WORK TO COMPLETE: Check every line of the entries below for the word "канский", and copy the ones that have it.

:: INPUT DATA

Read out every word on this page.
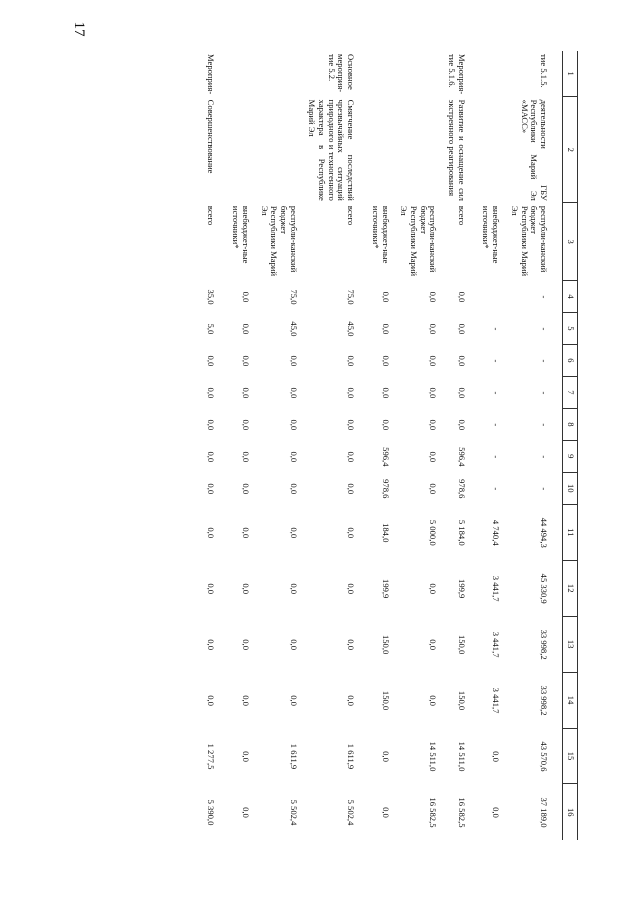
17
1	2	3	4	5	6	7	8	9	10	11	12	13	14	15	16
тие 5.1.5.	деятельности ГБУ Республики Марий Эл «МАСС»	республи-канский бюджет Республики Марий Эл	-	-	-	-	-	-	-	44 494,3	45 330,9	33 998,2	33 998,2	43 570,6	37 189,0
		внебюджет-ные источники*		-	-	-	-	-	-	4 740,4	3 441,7	3 441,7	3 441,7	0,0	0,0
Мероприя-тие 5.1.6.	Развитие и оснащение сил экстренного реагирования	всего	0,0	0,0	0,0	0,0	0,0	596,4	978,6	5 184,0	199,9	150,0	150,0	14 511,0	16 582,5
		республи-канский бюджет Республики Марий Эл	0,0	0,0	0,0	0,0	0,0	0,0	0,0	5 000,0	0,0	0,0	0,0	14 511,0	16 582,5
		внебюджет-ные источники*	0,0	0,0	0,0	0,0	0,0	596,4	978,6	184,0	199,9	150,0	150,0	0,0	0,0
Основное мероприя-тие 5.2.	Смягчение последствий чрезвычайных ситуаций природного и техногенного характера в Республике Марий Эл	всего	75,0	45,0	0,0	0,0	0,0	0,0	0,0	0,0	0,0	0,0	0,0	1 611,9	5 502,4
		республи-канский бюджет Республики Марий Эл	75,0	45,0	0,0	0,0	0,0	0,0	0,0	0,0	0,0	0,0	0,0	1 611,9	5 502,4
		внебюджет-ные источники*	0,0	0,0	0,0	0,0	0,0	0,0	0,0	0,0	0,0	0,0	0,0	0,0	0,0
Мероприя-	Совершенствование	всего	35,0	5,0	0,0	0,0	0,0	0,0	0,0	0,0	0,0	0,0	0,0	1 277,5	5 390,0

::::

WRITTEN RESPONSE:
тие 5.1.5.	деятельности ГБУ Республики Марий Эл «МАСС»	республи-канский бюджет Республики Марий Эл	-	-	-	-	-	-	-	44 494,3	45 330,9	33 998,2	33 998,2	43 570,6	37 189,0
		республи-канский бюджет Республики Марий Эл	0,0	0,0	0,0	0,0	0,0	0,0	0,0	5 000,0	0,0	0,0	0,0	14 511,0	16 582,5
		республи-канский бюджет Республики Марий Эл	75,0	45,0	0,0	0,0	0,0	0,0	0,0	0,0	0,0	0,0	0,0	1 611,9	5 502,4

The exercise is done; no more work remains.